**RECORDS SUPPLIED:**

-- START --

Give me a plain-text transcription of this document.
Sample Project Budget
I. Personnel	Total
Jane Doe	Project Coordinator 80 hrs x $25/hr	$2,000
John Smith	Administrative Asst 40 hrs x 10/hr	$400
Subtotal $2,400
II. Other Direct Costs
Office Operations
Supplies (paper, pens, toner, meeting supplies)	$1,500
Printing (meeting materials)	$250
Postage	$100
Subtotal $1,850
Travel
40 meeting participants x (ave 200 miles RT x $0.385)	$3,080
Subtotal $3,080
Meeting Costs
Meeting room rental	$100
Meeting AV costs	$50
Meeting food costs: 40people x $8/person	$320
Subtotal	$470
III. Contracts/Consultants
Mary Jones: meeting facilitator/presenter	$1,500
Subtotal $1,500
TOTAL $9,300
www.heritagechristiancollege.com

-- END --

The records above need to be transcribed in full. Keep every character unchanged.

**TASK SOLUTION:**
Give me a plain-text transcription of this document.
Sample Project Budget
I. Personnel	Total
Jane Doe	Project Coordinator 80 hrs x $25/hr	$2,000
John Smith	Administrative Asst 40 hrs x 10/hr	$400
Subtotal $2,400
II. Other Direct Costs
Office Operations
Supplies (paper, pens, toner, meeting supplies)	$1,500
Printing (meeting materials)	$250
Postage	$100
Subtotal $1,850
Travel
40 meeting participants x (ave 200 miles RT x $0.385)	$3,080
Subtotal $3,080
Meeting Costs
Meeting room rental	$100
Meeting AV costs	$50
Meeting food costs: 40people x $8/person	$320
Subtotal	$470
III. Contracts/Consultants
Mary Jones: meeting facilitator/presenter	$1,500
Subtotal $1,500
TOTAL $9,300
www.heritagechristiancollege.com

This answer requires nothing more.